-------- Stored data --------

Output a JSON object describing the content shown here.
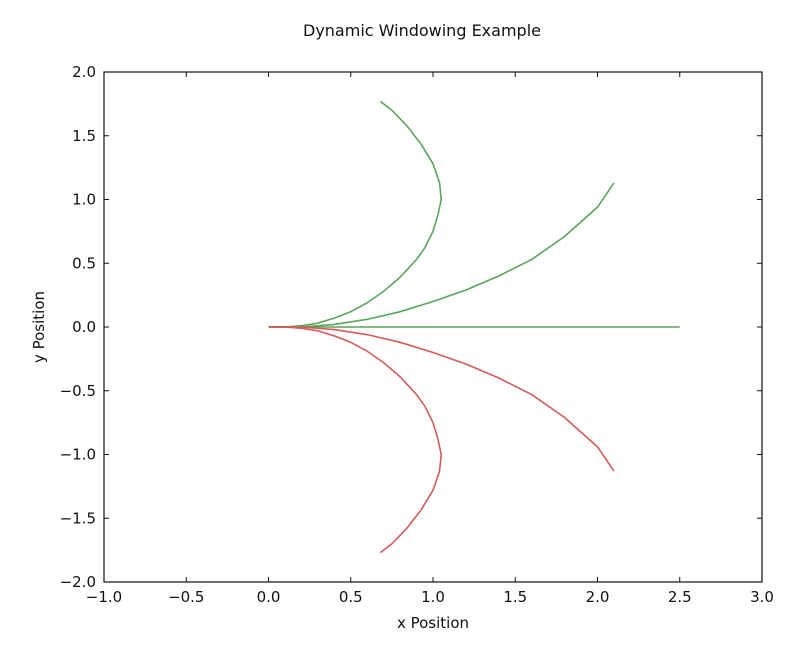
{
  "chart_data": {
    "type": "line",
    "title": "Dynamic Windowing Example",
    "xlabel": "x Position",
    "ylabel": "y Position",
    "xlim": [
      -1.0,
      3.0
    ],
    "ylim": [
      -2.0,
      2.0
    ],
    "x_ticks": [
      -1.0,
      -0.5,
      0.0,
      0.5,
      1.0,
      1.5,
      2.0,
      2.5,
      3.0
    ],
    "y_ticks": [
      -2.0,
      -1.5,
      -1.0,
      -0.5,
      0.0,
      0.5,
      1.0,
      1.5,
      2.0
    ],
    "x_tick_labels": [
      "−1.0",
      "−0.5",
      "0.0",
      "0.5",
      "1.0",
      "1.5",
      "2.0",
      "2.5",
      "3.0"
    ],
    "y_tick_labels": [
      "−2.0",
      "−1.5",
      "−1.0",
      "−0.5",
      "0.0",
      "0.5",
      "1.0",
      "1.5",
      "2.0"
    ],
    "grid": false,
    "legend": "none",
    "series": [
      {
        "color": "#5aa55a",
        "x": [
          0.0,
          0.1,
          0.2,
          0.3,
          0.4,
          0.5,
          0.6,
          0.7,
          0.8,
          0.9,
          0.95,
          1.0,
          1.03,
          1.05,
          1.04,
          1.0,
          0.93,
          0.84,
          0.75,
          0.68
        ],
        "y": [
          0.0,
          0.0,
          0.01,
          0.03,
          0.07,
          0.12,
          0.19,
          0.28,
          0.39,
          0.53,
          0.62,
          0.75,
          0.88,
          1.0,
          1.13,
          1.28,
          1.43,
          1.58,
          1.7,
          1.77
        ]
      },
      {
        "color": "#5aa55a",
        "x": [
          0.0,
          0.2,
          0.4,
          0.6,
          0.8,
          1.0,
          1.2,
          1.4,
          1.6,
          1.8,
          2.0,
          2.1
        ],
        "y": [
          0.0,
          0.0,
          0.02,
          0.06,
          0.12,
          0.2,
          0.29,
          0.4,
          0.53,
          0.71,
          0.94,
          1.13
        ]
      },
      {
        "color": "#5aa55a",
        "x": [
          0.0,
          2.5
        ],
        "y": [
          0.0,
          0.0
        ]
      },
      {
        "color": "#d65a5a",
        "x": [
          0.0,
          0.2,
          0.4,
          0.6,
          0.8,
          1.0,
          1.2,
          1.4,
          1.6,
          1.8,
          2.0,
          2.1
        ],
        "y": [
          0.0,
          0.0,
          -0.02,
          -0.06,
          -0.12,
          -0.2,
          -0.29,
          -0.4,
          -0.53,
          -0.71,
          -0.94,
          -1.13
        ]
      },
      {
        "color": "#d65a5a",
        "x": [
          0.0,
          0.1,
          0.2,
          0.3,
          0.4,
          0.5,
          0.6,
          0.7,
          0.8,
          0.9,
          0.95,
          1.0,
          1.03,
          1.05,
          1.04,
          1.0,
          0.93,
          0.84,
          0.75,
          0.68
        ],
        "y": [
          0.0,
          0.0,
          -0.01,
          -0.03,
          -0.07,
          -0.12,
          -0.19,
          -0.28,
          -0.39,
          -0.53,
          -0.62,
          -0.75,
          -0.88,
          -1.0,
          -1.13,
          -1.28,
          -1.43,
          -1.58,
          -1.7,
          -1.77
        ]
      }
    ]
  }
}
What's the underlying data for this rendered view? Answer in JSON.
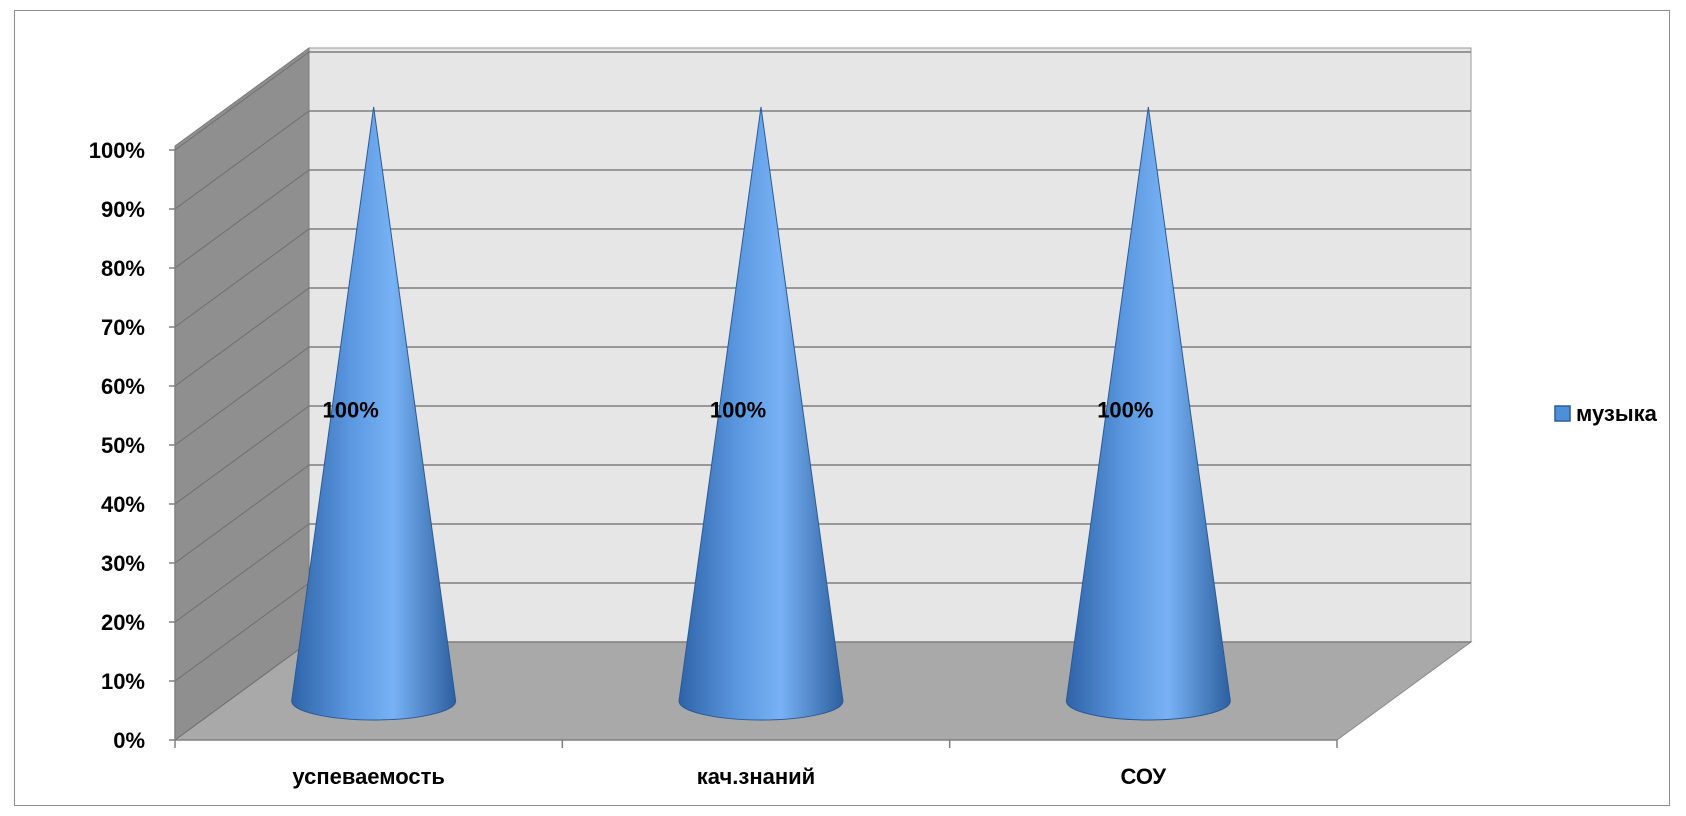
{
  "chart_data": {
    "type": "bar",
    "shape": "cone-3d",
    "categories": [
      "успеваемость",
      "кач.знаний",
      "СОУ"
    ],
    "series": [
      {
        "name": "музыка",
        "values": [
          100,
          100,
          100
        ],
        "color": "#4f8ed8"
      }
    ],
    "data_labels": [
      "100%",
      "100%",
      "100%"
    ],
    "y_ticks": [
      "0%",
      "10%",
      "20%",
      "30%",
      "40%",
      "50%",
      "60%",
      "70%",
      "80%",
      "90%",
      "100%"
    ],
    "ylim": [
      0,
      100
    ],
    "y_unit": "%",
    "grid": true,
    "legend": {
      "placement": "right",
      "label": "музыка"
    },
    "colors": {
      "back_wall": "#e6e6e6",
      "side_wall": "#8f8f8f",
      "floor": "#a9a9a9",
      "gridline": "#7f7f7f",
      "series": "#4f8ed8"
    }
  }
}
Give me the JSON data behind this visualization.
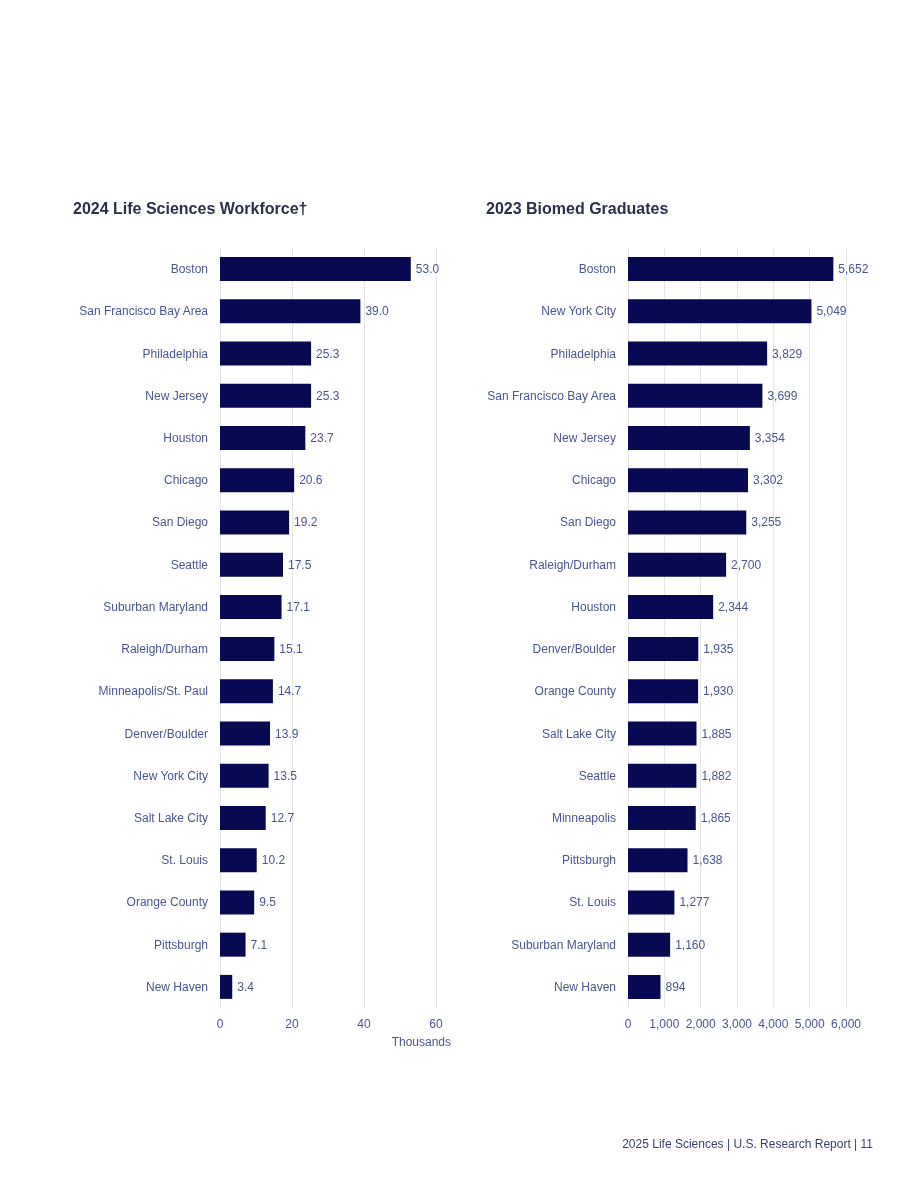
{
  "chart_data": [
    {
      "type": "bar",
      "orientation": "horizontal",
      "title": "2024 Life Sciences Workforce†",
      "xlabel": "Thousands",
      "categories": [
        "Boston",
        "San Francisco Bay Area",
        "Philadelphia",
        "New Jersey",
        "Houston",
        "Chicago",
        "San Diego",
        "Seattle",
        "Suburban Maryland",
        "Raleigh/Durham",
        "Minneapolis/St. Paul",
        "Denver/Boulder",
        "New York City",
        "Salt Lake City",
        "St. Louis",
        "Orange County",
        "Pittsburgh",
        "New Haven"
      ],
      "values": [
        53.0,
        39.0,
        25.3,
        25.3,
        23.7,
        20.6,
        19.2,
        17.5,
        17.1,
        15.1,
        14.7,
        13.9,
        13.5,
        12.7,
        10.2,
        9.5,
        7.1,
        3.4
      ],
      "value_labels": [
        "53.0",
        "39.0",
        "25.3",
        "25.3",
        "23.7",
        "20.6",
        "19.2",
        "17.5",
        "17.1",
        "15.1",
        "14.7",
        "13.9",
        "13.5",
        "12.7",
        "10.2",
        "9.5",
        "7.1",
        "3.4"
      ],
      "color": "#070a52",
      "xlim": [
        0,
        60
      ],
      "xticks": [
        0,
        20,
        40,
        60
      ],
      "grid": "x"
    },
    {
      "type": "bar",
      "orientation": "horizontal",
      "title": "2023 Biomed Graduates",
      "categories": [
        "Boston",
        "New York City",
        "Philadelphia",
        "San Francisco Bay Area",
        "New Jersey",
        "Chicago",
        "San Diego",
        "Raleigh/Durham",
        "Houston",
        "Denver/Boulder",
        "Orange County",
        "Salt Lake City",
        "Seattle",
        "Minneapolis",
        "Pittsburgh",
        "St. Louis",
        "Suburban Maryland",
        "New Haven"
      ],
      "values": [
        5652,
        5049,
        3829,
        3699,
        3354,
        3302,
        3255,
        2700,
        2344,
        1935,
        1930,
        1885,
        1882,
        1865,
        1638,
        1277,
        1160,
        894
      ],
      "value_labels": [
        "5,652",
        "5,049",
        "3,829",
        "3,699",
        "3,354",
        "3,302",
        "3,255",
        "2,700",
        "2,344",
        "1,935",
        "1,930",
        "1,885",
        "1,882",
        "1,865",
        "1,638",
        "1,277",
        "1,160",
        "894"
      ],
      "color": "#070a52",
      "xlim": [
        0,
        6000
      ],
      "xticks": [
        0,
        {
          "value": 1000,
          "label": "1,000"
        },
        {
          "value": 2000,
          "label": "2,000"
        },
        {
          "value": 3000,
          "label": "3,000"
        },
        {
          "value": 4000,
          "label": "4,000"
        },
        {
          "value": 5000,
          "label": "5,000"
        },
        {
          "value": 6000,
          "label": "6,000"
        }
      ],
      "grid": "x",
      "annotations": [
        "2025 Life Sciences | U.S. Research Report | 11"
      ]
    }
  ]
}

--------

■ **To be done**
From the records above, pick out and copy each line holding the word "Position".

■ **Expected answer**
    "xlabel": "x Position",
    "ylabel": "y Position",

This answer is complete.